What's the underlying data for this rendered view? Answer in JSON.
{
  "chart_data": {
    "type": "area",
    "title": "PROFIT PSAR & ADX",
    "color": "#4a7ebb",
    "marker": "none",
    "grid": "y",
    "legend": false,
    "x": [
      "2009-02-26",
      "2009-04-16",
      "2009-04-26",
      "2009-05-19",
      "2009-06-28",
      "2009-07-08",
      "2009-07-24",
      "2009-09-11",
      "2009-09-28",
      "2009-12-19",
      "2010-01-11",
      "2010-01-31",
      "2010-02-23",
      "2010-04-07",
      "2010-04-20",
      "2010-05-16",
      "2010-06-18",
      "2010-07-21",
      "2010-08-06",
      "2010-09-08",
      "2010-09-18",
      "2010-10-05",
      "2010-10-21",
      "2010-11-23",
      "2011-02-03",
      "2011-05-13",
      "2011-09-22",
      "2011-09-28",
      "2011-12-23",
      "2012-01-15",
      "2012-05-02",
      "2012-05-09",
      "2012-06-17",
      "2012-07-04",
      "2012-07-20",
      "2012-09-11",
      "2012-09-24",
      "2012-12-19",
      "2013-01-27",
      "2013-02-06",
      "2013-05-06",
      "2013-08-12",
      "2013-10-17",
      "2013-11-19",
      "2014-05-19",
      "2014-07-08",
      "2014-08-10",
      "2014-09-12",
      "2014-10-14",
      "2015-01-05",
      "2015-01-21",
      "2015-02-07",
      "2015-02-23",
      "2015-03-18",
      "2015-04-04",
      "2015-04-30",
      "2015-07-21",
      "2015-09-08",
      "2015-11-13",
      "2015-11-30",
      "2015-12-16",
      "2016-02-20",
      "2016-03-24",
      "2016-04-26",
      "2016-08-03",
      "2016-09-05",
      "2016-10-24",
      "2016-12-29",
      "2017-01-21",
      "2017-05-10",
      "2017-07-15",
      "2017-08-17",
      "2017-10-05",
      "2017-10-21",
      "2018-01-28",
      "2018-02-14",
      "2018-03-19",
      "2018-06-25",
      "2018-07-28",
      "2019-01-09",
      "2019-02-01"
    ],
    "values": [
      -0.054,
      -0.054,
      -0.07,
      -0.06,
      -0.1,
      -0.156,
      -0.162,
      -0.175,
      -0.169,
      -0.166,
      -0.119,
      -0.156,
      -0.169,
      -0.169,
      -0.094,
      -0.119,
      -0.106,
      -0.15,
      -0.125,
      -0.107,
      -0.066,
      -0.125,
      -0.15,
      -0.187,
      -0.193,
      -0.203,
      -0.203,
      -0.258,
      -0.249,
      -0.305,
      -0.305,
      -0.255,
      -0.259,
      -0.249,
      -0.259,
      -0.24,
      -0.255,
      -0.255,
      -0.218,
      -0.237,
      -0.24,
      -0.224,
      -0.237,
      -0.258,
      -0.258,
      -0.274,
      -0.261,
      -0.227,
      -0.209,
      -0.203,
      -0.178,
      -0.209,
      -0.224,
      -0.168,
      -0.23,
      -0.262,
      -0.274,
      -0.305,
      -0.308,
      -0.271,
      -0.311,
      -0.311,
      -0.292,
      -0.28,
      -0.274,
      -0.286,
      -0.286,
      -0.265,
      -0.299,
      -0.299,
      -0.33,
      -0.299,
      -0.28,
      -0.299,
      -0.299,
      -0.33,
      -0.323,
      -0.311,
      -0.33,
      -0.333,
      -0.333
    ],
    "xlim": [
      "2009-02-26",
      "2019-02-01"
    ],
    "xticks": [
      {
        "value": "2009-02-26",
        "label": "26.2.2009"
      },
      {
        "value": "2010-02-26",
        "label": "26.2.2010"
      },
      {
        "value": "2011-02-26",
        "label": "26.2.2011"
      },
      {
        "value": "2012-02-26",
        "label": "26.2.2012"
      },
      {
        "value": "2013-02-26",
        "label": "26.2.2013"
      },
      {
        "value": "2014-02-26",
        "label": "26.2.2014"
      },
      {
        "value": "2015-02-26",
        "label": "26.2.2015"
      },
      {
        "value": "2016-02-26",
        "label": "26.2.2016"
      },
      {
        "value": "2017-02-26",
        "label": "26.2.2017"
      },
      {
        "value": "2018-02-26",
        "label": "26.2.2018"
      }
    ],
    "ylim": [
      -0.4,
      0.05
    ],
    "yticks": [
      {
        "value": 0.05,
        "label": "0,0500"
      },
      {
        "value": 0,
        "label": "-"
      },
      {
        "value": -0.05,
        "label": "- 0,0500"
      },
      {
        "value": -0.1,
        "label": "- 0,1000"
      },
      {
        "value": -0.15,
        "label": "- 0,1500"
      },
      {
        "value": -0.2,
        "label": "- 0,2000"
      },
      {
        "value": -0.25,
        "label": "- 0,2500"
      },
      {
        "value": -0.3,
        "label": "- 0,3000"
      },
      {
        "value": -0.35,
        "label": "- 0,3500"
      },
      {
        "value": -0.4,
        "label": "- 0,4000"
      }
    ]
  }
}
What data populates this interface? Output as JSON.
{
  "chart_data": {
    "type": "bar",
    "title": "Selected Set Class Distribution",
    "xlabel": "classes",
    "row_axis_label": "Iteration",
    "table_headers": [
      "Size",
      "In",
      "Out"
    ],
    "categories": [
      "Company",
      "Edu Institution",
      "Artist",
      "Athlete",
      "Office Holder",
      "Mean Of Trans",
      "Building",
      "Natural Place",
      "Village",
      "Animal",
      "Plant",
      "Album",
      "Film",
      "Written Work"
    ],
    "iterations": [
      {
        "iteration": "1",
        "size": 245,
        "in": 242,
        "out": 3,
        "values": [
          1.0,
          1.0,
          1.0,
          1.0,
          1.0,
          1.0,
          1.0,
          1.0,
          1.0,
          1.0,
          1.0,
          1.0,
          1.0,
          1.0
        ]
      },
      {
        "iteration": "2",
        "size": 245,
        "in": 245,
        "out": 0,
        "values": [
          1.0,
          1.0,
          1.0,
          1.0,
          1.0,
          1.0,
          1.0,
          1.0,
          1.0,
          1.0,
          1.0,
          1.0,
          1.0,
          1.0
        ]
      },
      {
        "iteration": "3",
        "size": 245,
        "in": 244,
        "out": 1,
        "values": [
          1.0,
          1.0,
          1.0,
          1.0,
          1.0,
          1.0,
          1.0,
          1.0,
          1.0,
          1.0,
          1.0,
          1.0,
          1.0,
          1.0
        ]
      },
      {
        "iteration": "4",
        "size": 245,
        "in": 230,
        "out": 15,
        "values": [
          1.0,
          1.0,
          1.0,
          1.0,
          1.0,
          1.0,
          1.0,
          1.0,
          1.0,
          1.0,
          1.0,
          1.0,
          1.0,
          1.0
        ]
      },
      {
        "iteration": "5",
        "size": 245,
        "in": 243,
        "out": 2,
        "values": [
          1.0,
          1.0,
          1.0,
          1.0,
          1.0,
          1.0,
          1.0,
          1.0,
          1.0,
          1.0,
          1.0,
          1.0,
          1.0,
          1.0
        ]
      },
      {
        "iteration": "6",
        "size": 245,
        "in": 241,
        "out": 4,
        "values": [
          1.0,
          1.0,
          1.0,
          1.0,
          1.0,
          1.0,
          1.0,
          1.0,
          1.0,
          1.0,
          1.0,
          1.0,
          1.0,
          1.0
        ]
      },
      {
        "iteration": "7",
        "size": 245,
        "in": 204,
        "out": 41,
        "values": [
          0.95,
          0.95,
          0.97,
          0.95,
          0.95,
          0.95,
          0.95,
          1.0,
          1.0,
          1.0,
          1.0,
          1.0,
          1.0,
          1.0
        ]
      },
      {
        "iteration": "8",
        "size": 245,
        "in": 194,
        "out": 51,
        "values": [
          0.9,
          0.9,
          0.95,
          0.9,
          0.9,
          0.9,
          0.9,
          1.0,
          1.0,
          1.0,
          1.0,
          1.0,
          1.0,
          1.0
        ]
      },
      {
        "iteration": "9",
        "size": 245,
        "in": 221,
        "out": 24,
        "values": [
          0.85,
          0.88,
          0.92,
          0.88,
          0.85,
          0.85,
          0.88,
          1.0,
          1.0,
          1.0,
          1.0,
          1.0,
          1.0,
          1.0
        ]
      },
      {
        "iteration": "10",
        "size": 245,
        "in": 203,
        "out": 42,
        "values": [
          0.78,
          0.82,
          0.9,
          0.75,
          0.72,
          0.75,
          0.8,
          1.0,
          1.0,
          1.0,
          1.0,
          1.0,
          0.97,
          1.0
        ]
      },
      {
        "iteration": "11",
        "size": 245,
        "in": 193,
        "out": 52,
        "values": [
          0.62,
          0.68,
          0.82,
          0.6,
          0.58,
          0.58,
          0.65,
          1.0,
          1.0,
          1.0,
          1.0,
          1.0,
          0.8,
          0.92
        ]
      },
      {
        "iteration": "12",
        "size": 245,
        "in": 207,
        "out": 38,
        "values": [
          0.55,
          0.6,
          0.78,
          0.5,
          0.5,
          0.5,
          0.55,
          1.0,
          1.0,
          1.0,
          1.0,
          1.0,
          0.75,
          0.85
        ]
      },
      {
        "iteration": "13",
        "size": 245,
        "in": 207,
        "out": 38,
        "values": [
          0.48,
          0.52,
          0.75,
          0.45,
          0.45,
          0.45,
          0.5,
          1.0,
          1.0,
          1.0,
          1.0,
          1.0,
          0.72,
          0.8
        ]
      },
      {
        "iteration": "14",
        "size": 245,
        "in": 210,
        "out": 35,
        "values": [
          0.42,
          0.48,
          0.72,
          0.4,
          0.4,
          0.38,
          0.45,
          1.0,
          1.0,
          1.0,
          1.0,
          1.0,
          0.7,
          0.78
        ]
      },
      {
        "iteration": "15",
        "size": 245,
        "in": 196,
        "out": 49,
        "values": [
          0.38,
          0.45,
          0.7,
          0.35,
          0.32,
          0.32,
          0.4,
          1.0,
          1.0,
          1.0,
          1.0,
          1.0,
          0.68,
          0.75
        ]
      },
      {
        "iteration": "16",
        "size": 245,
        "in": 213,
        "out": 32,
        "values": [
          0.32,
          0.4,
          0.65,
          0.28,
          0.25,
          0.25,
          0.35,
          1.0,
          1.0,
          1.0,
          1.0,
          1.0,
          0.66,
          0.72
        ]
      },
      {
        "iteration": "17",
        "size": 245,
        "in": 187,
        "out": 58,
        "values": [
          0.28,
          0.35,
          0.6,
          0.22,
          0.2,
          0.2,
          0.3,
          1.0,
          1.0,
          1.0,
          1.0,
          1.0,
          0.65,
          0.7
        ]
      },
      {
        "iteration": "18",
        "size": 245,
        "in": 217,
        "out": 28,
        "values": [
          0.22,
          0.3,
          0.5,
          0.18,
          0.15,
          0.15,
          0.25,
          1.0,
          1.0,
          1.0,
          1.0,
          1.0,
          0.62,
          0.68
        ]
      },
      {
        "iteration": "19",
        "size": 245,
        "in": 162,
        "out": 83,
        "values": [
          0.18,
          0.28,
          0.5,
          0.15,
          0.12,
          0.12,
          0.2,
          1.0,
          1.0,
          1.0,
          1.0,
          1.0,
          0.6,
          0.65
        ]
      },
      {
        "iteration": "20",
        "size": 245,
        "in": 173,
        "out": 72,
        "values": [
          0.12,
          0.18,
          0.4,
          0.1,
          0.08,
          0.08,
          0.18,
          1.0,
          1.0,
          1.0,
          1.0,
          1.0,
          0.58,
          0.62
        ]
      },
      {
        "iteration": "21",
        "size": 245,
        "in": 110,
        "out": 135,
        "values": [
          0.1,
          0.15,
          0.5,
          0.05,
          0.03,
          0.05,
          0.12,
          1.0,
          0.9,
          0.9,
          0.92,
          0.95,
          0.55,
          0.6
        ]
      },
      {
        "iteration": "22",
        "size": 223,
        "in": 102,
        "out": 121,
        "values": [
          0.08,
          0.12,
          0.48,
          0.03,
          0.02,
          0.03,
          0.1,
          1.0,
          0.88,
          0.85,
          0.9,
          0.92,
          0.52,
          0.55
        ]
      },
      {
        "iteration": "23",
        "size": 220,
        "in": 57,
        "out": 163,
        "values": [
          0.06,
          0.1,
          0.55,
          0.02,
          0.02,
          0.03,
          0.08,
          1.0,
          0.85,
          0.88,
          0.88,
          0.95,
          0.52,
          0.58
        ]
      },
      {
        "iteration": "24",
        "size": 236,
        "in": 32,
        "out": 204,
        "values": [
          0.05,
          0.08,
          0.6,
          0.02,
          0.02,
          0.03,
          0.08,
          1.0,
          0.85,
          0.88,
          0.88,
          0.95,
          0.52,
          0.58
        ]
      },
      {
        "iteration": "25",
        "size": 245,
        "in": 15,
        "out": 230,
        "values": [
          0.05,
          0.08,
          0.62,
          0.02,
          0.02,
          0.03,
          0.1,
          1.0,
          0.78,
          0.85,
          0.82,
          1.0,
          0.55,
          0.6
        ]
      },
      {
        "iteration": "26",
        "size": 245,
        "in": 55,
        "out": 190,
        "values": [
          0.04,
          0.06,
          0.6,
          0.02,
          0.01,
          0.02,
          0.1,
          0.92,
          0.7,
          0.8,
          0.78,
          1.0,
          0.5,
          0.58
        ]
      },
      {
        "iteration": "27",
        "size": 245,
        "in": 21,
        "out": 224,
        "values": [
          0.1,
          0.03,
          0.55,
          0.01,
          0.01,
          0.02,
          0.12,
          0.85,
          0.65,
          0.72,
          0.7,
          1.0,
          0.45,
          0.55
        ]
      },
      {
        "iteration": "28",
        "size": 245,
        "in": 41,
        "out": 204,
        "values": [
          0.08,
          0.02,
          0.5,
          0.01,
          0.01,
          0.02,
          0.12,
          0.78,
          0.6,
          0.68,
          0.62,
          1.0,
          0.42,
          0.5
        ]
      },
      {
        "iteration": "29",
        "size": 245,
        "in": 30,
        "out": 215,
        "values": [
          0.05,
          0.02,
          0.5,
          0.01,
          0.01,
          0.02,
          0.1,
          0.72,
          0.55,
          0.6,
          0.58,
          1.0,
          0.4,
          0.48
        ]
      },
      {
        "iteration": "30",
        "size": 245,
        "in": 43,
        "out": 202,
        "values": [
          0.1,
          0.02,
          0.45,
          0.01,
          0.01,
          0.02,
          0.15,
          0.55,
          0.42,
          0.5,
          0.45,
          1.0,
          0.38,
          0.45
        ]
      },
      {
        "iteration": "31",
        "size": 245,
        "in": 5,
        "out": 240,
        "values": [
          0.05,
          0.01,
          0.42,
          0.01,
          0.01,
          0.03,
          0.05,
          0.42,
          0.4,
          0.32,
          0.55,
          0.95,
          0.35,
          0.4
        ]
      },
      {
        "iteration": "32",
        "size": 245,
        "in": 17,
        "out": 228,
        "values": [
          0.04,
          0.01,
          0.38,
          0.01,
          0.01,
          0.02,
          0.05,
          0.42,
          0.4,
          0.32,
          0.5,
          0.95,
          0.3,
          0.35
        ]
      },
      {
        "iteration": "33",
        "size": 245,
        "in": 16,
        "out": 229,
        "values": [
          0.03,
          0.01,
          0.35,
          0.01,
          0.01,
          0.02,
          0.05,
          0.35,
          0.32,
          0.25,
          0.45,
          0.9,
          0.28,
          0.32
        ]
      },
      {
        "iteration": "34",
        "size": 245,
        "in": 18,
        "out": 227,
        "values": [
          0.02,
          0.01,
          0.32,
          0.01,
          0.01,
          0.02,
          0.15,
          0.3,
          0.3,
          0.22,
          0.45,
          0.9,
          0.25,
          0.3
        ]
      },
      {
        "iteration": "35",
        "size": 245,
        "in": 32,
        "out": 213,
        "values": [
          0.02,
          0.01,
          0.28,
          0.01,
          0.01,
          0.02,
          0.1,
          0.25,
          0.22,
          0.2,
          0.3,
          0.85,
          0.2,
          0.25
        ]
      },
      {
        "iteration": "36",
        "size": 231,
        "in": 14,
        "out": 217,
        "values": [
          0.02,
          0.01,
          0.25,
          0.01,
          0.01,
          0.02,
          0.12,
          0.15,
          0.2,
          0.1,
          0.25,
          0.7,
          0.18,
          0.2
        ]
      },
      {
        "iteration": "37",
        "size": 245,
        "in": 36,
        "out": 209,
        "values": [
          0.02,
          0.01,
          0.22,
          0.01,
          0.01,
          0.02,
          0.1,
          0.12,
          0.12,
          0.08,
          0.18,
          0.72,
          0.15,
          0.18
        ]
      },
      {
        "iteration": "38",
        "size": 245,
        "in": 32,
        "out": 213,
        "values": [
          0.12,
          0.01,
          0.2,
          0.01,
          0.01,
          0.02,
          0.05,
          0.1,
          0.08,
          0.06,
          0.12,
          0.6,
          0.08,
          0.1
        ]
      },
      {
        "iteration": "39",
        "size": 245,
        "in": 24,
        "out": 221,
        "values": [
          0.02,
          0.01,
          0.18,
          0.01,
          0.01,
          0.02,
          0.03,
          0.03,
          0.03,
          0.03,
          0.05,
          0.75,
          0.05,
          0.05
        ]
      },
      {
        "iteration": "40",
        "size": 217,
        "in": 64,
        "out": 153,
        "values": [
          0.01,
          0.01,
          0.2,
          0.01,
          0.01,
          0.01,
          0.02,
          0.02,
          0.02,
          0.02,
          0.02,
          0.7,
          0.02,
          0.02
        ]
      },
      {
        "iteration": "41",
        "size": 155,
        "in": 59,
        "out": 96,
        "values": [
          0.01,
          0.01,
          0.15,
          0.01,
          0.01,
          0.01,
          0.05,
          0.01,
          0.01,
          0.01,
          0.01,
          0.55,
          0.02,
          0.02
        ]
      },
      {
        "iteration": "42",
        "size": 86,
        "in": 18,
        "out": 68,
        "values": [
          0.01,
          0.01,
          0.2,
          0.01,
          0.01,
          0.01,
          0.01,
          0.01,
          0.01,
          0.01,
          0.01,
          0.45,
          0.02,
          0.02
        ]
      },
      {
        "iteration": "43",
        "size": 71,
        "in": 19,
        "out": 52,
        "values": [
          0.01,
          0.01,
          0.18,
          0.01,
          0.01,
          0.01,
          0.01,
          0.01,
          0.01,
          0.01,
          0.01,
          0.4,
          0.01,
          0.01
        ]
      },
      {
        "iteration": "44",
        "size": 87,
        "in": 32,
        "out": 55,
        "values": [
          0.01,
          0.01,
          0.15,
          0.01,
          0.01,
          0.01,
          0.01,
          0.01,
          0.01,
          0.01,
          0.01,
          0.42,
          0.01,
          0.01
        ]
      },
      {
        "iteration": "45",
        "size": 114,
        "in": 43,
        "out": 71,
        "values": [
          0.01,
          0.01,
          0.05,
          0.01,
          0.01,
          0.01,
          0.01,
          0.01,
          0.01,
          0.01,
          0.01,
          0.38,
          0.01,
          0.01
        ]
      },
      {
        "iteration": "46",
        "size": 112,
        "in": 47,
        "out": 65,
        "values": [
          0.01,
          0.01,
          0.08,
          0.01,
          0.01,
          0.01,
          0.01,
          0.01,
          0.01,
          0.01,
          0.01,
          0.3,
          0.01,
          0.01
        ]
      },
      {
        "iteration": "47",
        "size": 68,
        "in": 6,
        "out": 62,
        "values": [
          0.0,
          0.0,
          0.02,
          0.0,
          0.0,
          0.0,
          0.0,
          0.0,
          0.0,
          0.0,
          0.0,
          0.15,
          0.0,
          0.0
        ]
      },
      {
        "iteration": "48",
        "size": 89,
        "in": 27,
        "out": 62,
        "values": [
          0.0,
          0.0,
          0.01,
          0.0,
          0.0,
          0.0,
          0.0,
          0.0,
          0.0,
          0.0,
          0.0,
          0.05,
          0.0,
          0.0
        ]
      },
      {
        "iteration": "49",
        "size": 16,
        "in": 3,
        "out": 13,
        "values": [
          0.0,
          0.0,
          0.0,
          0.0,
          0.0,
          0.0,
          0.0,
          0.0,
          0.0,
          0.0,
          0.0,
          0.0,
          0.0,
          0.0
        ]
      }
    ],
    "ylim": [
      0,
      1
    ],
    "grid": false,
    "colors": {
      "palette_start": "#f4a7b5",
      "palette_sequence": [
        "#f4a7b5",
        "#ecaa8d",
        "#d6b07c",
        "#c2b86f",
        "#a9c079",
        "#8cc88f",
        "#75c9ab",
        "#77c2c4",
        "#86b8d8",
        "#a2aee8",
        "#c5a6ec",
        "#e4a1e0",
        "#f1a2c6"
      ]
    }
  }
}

---+---

What this task involves: Search the records for the word "JSON" and copy every line where it occurs.

Expected answer:
What's the underlying data for this rendered view? Answer in JSON.
What data populates this interface? Output as JSON.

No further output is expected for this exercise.